(What the task requires): Identify the lines that contain the string "support", then copy each of them.
------ Recorded information ------
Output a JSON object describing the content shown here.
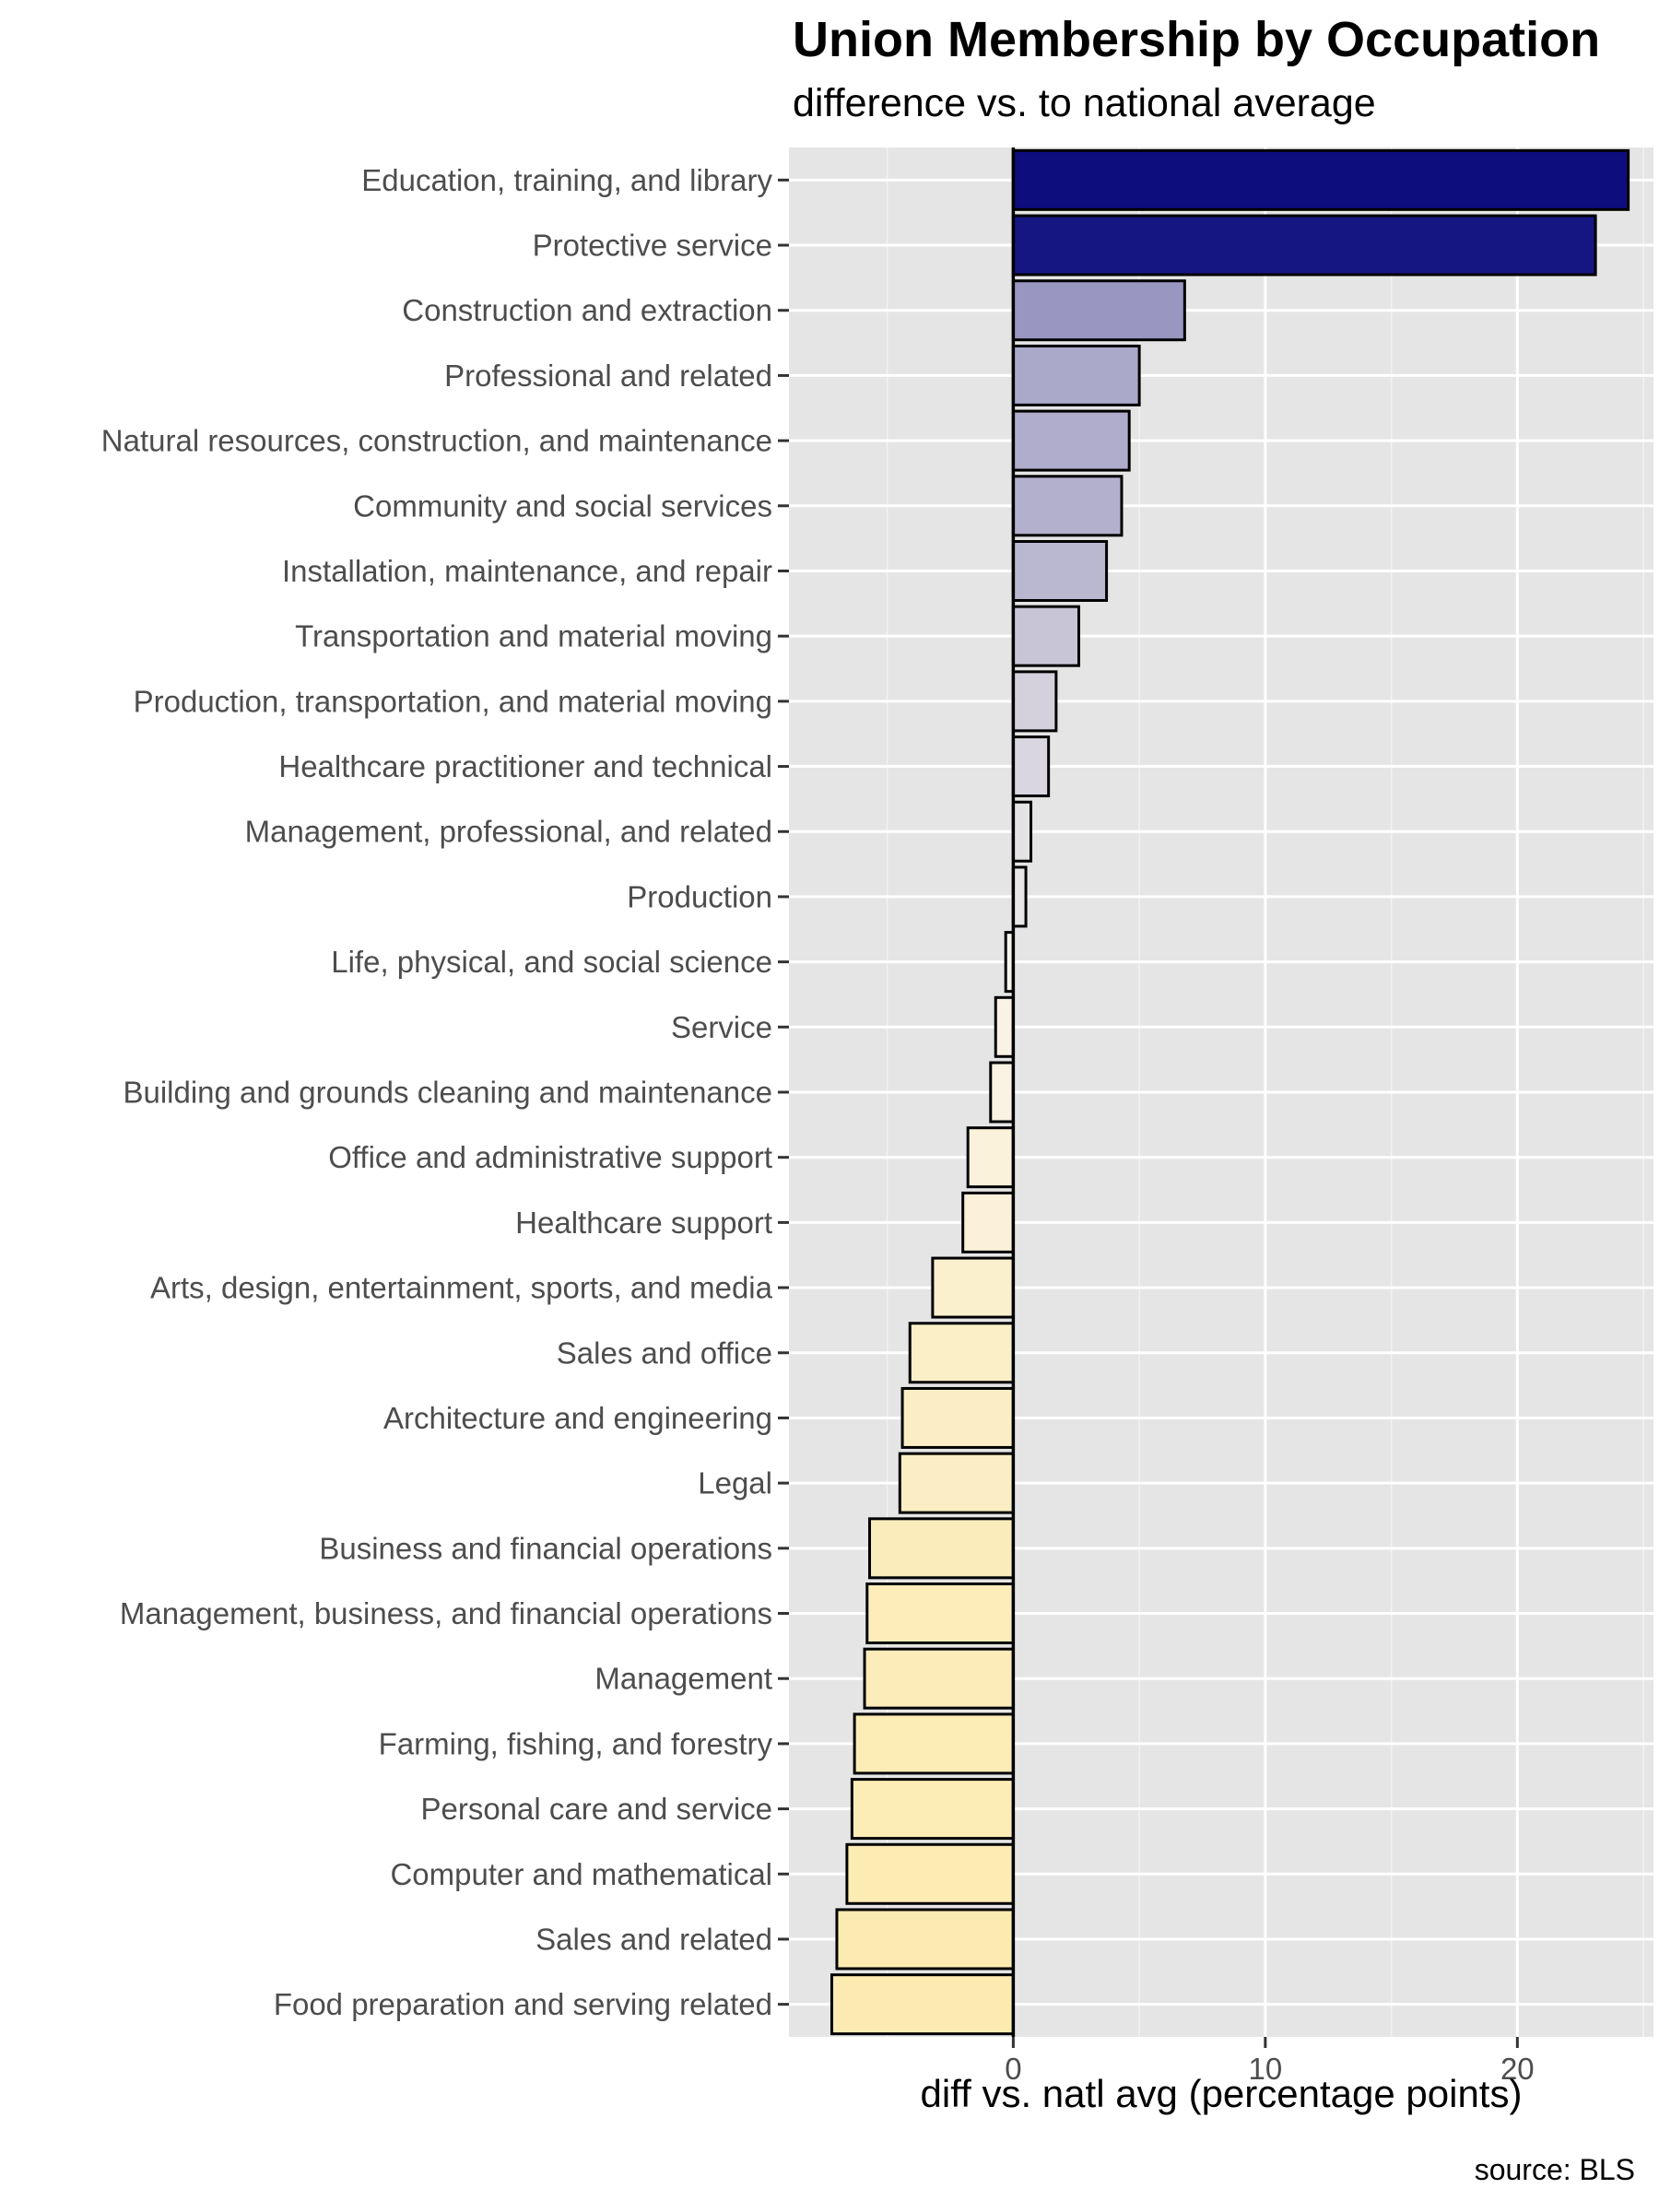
{
  "chart_data": {
    "type": "bar",
    "orientation": "horizontal",
    "title": "Union Membership by Occupation",
    "subtitle": "difference vs. to national average",
    "xlabel": "diff vs. natl avg (percentage points)",
    "ylabel": "",
    "caption": "source: BLS",
    "categories": [
      "Education, training, and library",
      "Protective service",
      "Construction and extraction",
      "Professional and related",
      "Natural resources, construction, and maintenance",
      "Community and social services",
      "Installation, maintenance, and repair",
      "Transportation and material moving",
      "Production, transportation, and material moving",
      "Healthcare practitioner and technical",
      "Management, professional, and related",
      "Production",
      "Life, physical, and social science",
      "Service",
      "Building and grounds cleaning and maintenance",
      "Office and administrative support",
      "Healthcare support",
      "Arts, design, entertainment, sports, and media",
      "Sales and office",
      "Architecture and engineering",
      "Legal",
      "Business and financial operations",
      "Management, business, and financial operations",
      "Management",
      "Farming, fishing, and forestry",
      "Personal care and service",
      "Computer and mathematical",
      "Sales and related",
      "Food preparation and serving related"
    ],
    "values": [
      24.4,
      23.1,
      6.8,
      5.0,
      4.6,
      4.3,
      3.7,
      2.6,
      1.7,
      1.4,
      0.7,
      0.5,
      -0.3,
      -0.7,
      -0.9,
      -1.8,
      -2.0,
      -3.2,
      -4.1,
      -4.4,
      -4.5,
      -5.7,
      -5.8,
      -5.9,
      -6.3,
      -6.4,
      -6.6,
      -7.0,
      -7.2
    ],
    "xlim": [
      -8.9,
      25.4
    ],
    "xticks": [
      0,
      10,
      20
    ],
    "grid": true,
    "legend": "none",
    "colors": {
      "panel_bg": "#e5e5e5",
      "grid_major": "#ffffff",
      "grid_minor": "#f2f2f2",
      "bar_outline": "#000000",
      "zero_line": "#000000",
      "tick_text": "#4d4d4d",
      "tick_mark": "#333333",
      "high": "#0d0d7e",
      "mid": "#f9f5ef",
      "low": "#fcebb0"
    }
  }
}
------
(Solved exercise):
      "Office and administrative support",
      "Healthcare support",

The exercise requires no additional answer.